_Exercise aim_.
The entries below should be given again exactly, minus their pictures.

_Records for processing_.
— BEGIN —
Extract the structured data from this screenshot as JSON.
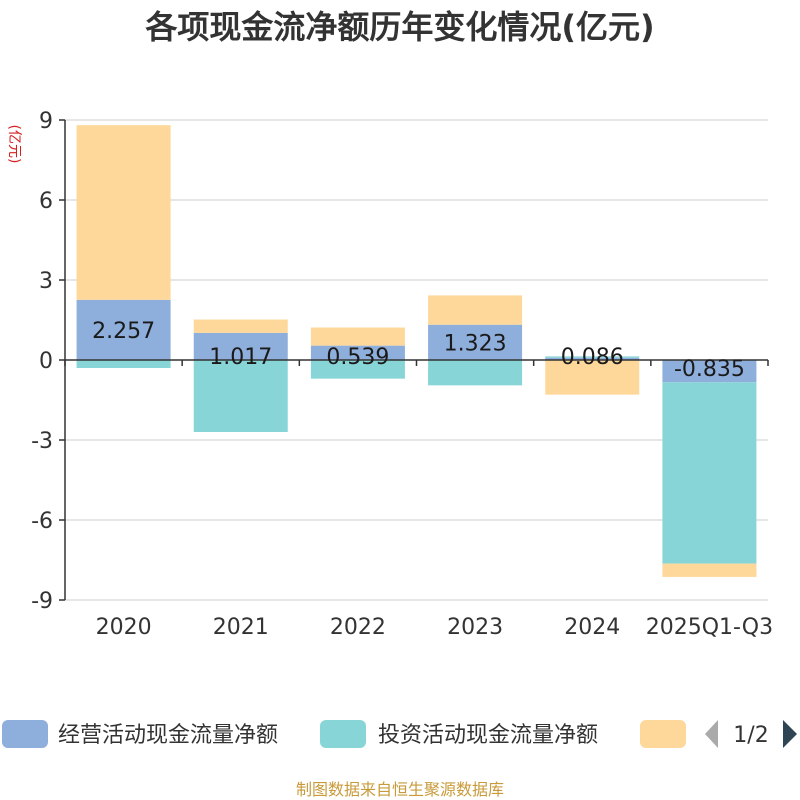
{
  "chart_data": {
    "type": "bar",
    "stacked": true,
    "title": "各项现金流净额历年变化情况(亿元)",
    "ylabel": "(亿元)",
    "xlabel": "",
    "categories": [
      "2020",
      "2021",
      "2022",
      "2023",
      "2024",
      "2025Q1-Q3"
    ],
    "ylim": [
      -9,
      9
    ],
    "yticks": [
      9,
      6,
      3,
      0,
      -3,
      -6,
      -9
    ],
    "grid": true,
    "series": [
      {
        "name": "经营活动现金流量净额",
        "color": "#8eaedb",
        "values": [
          2.257,
          1.017,
          0.539,
          1.323,
          0.086,
          -0.835
        ],
        "labels": [
          "2.257",
          "1.017",
          "0.539",
          "1.323",
          "0.086",
          "-0.835"
        ]
      },
      {
        "name": "投资活动现金流量净额",
        "color": "#88d5d8",
        "values": [
          -0.3,
          -2.7,
          -0.7,
          -0.95,
          0.05,
          -6.8
        ]
      },
      {
        "name": "",
        "color": "#fdd89a",
        "values": [
          6.55,
          0.5,
          0.68,
          1.1,
          -1.3,
          -0.5
        ]
      }
    ],
    "legend": {
      "page": "1/2",
      "position": "bottom"
    }
  },
  "source": "制图数据来自恒生聚源数据库"
}
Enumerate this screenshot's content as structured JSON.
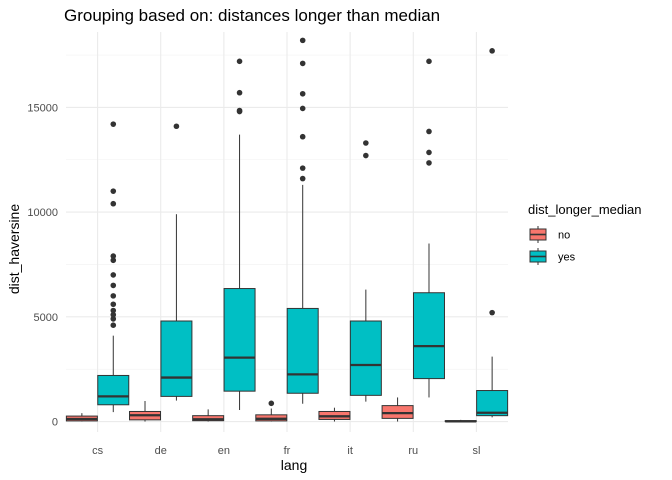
— END —
_Exercise response_.
Extract the structured data from this screenshot as JSON.
{
  "chart_data": {
    "type": "bar",
    "stacked": true,
    "title": "各项现金流净额历年变化情况(亿元)",
    "ylabel": "(亿元)",
    "xlabel": "",
    "categories": [
      "2020",
      "2021",
      "2022",
      "2023",
      "2024",
      "2025Q1-Q3"
    ],
    "ylim": [
      -9,
      9
    ],
    "yticks": [
      9,
      6,
      3,
      0,
      -3,
      -6,
      -9
    ],
    "grid": true,
    "series": [
      {
        "name": "经营活动现金流量净额",
        "color": "#8eaedb",
        "values": [
          2.257,
          1.017,
          0.539,
          1.323,
          0.086,
          -0.835
        ],
        "labels": [
          "2.257",
          "1.017",
          "0.539",
          "1.323",
          "0.086",
          "-0.835"
        ]
      },
      {
        "name": "投资活动现金流量净额",
        "color": "#88d5d8",
        "values": [
          -0.3,
          -2.7,
          -0.7,
          -0.95,
          0.05,
          -6.8
        ]
      },
      {
        "name": "",
        "color": "#fdd89a",
        "values": [
          6.55,
          0.5,
          0.68,
          1.1,
          -1.3,
          -0.5
        ]
      }
    ],
    "legend": {
      "page": "1/2",
      "position": "bottom"
    }
  },
  "source": "制图数据来自恒生聚源数据库"
}
Enumerate this screenshot's content as structured JSON.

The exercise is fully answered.